— Start QUOTED PASSAGE —

Re: [mpls-linux-devel] Re: 2.6 Spec: Random comments.

SourceForge Headquarters 225 Broadway Suite 1600 San Diego, CA 92101 +1 (858) 422-6466

On Fri, 2004-02-13 at 12:12, James R. Leu wrote:

> > >From user space this would look like:
> > 
> > l2c mpls ilm add dev eth0 label 22 nhalg roundrobin nhid 2 nhid 3 nhid 4
> 
> What about adding a new func ptr to the protocol driver.  Then we could
> do protocol dependent stuff like hashing the IPv4|6 header or ethernet
> header (ethernet over MPLS).

Ok, so you are looking at only IP packets at the edge of an MPLS
network. Describe a little packet walk. Are you planning to 
not use the ECMP features?

> The task is trival if the stack only has one label, for more then one label
> we would have to be creative.  Hashing the label stack, or use the PW ID
> (suggestion in PWE3 WG which adds a word after the labelstack to indicate
> what protocol lies below.)  The PW ID could be used to lookup the protocol
> driver to generate the hash.

Point me to some doc if you dont mind. Is this for some of the VPN
encapsulations?

> Or of course we could just add an options for which algo to use.

Note what i suggested is only for ILM level; And there you could add any
algorithms you want. With the protocol driver are you suggesting to do
something at the IPV4/6 FTN level only?

> Here are some snippits.  I think XFRM may remove the need for these,
> but for now it works.

> Setup the dst stacking
> ----------------------
> 
>     net/mpls/mpls_output.c
> 
>     int
>     mpls_set_nexthop (struct dst_entry *dst, u32 nh_data, struct spec_nh *spec)
>     {
>             struct mpls_out_info *moi = NULL;

I take it mpls_out_info is an nhlfe entry?

>             MPLS_ENTER;
>             moi = mpls_get_moi(nh_data);
>             if (unlikely(!moi))

— End QUOTED PASSAGE —
— Start LISTED ENTRIES —

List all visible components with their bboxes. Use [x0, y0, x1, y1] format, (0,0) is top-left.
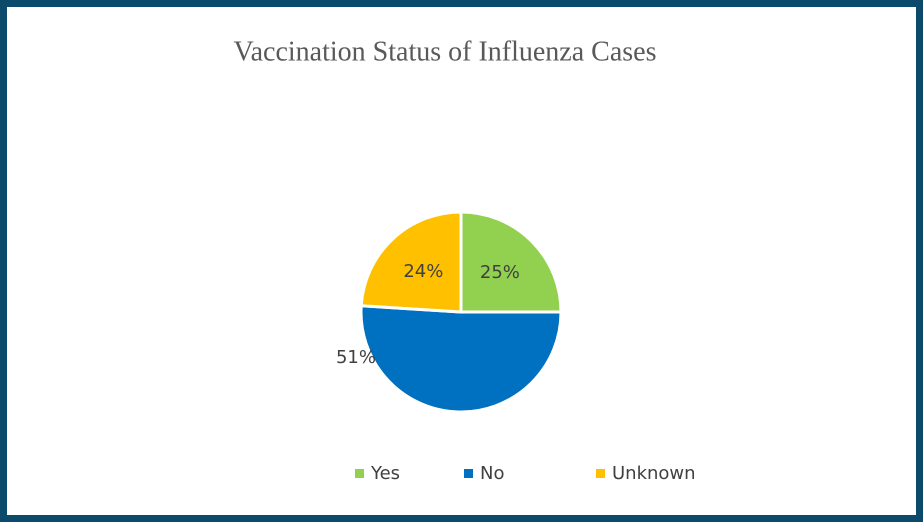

— End LISTED ENTRIES —
— Start LISTED ENTRIES —

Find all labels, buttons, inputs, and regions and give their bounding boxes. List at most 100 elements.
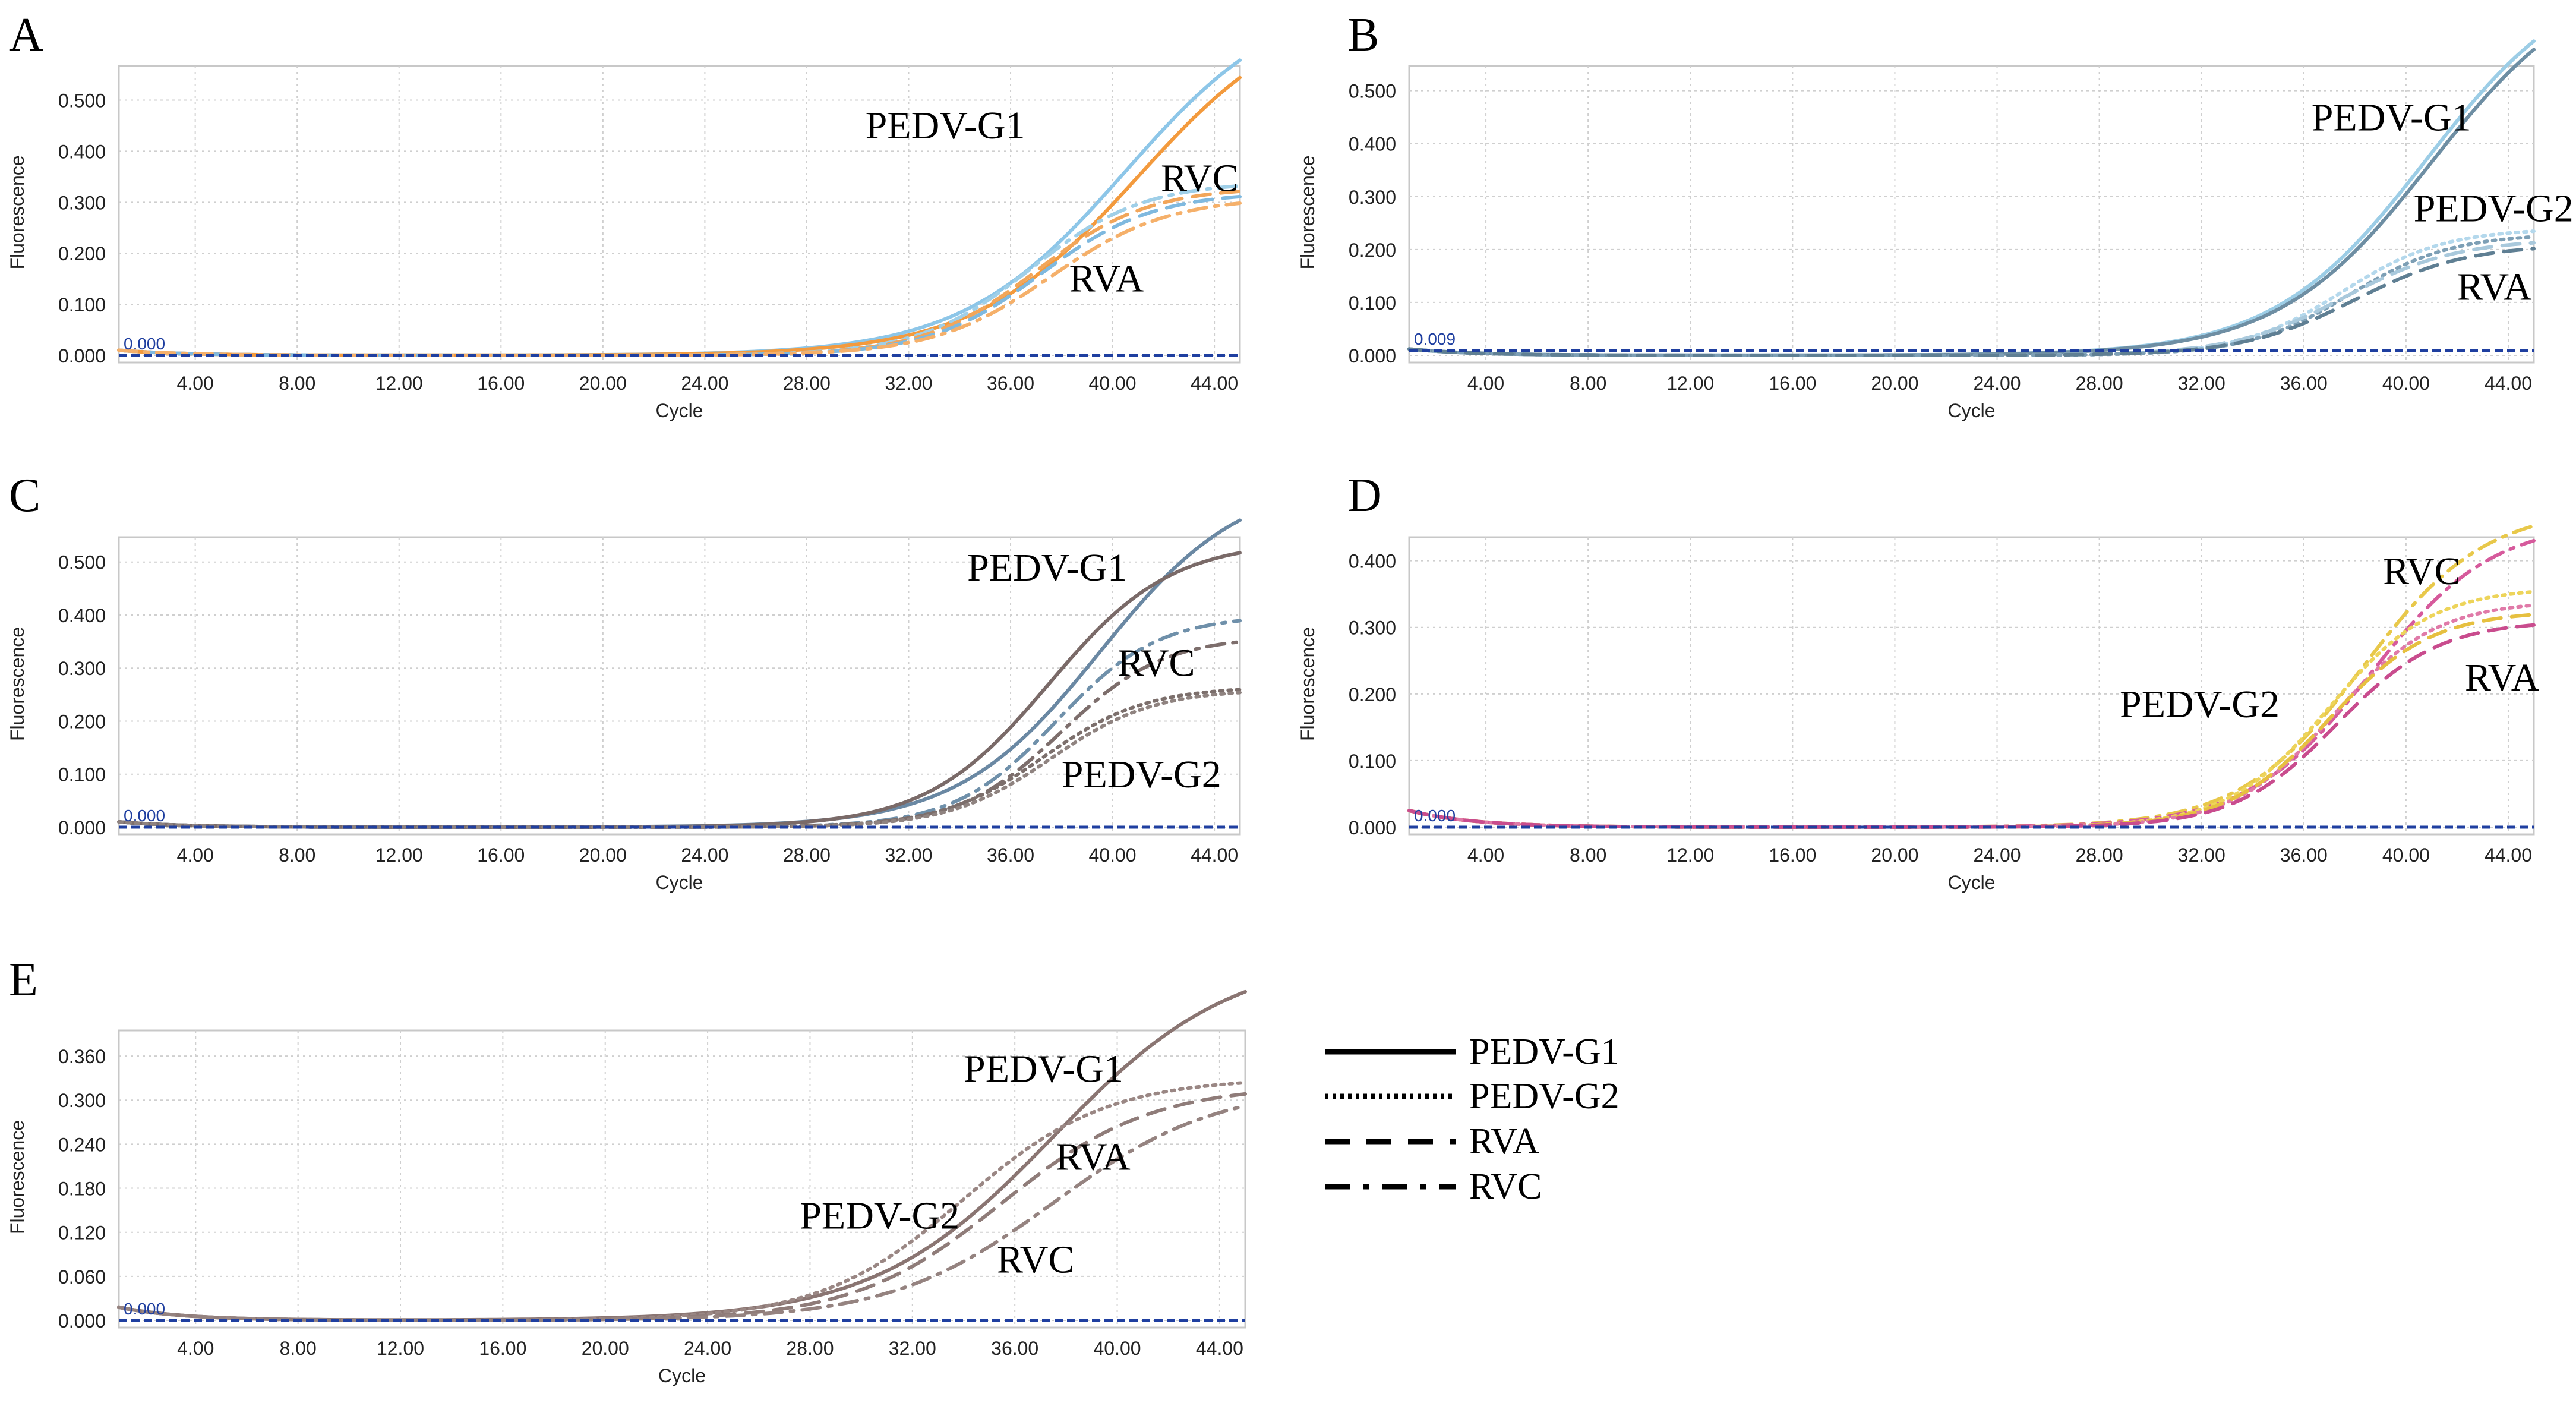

— End LISTED ENTRIES —

In the MPLS mailing-list post, which source file contains the function mpls_set_nexthop?

net/mpls/mpls_output.c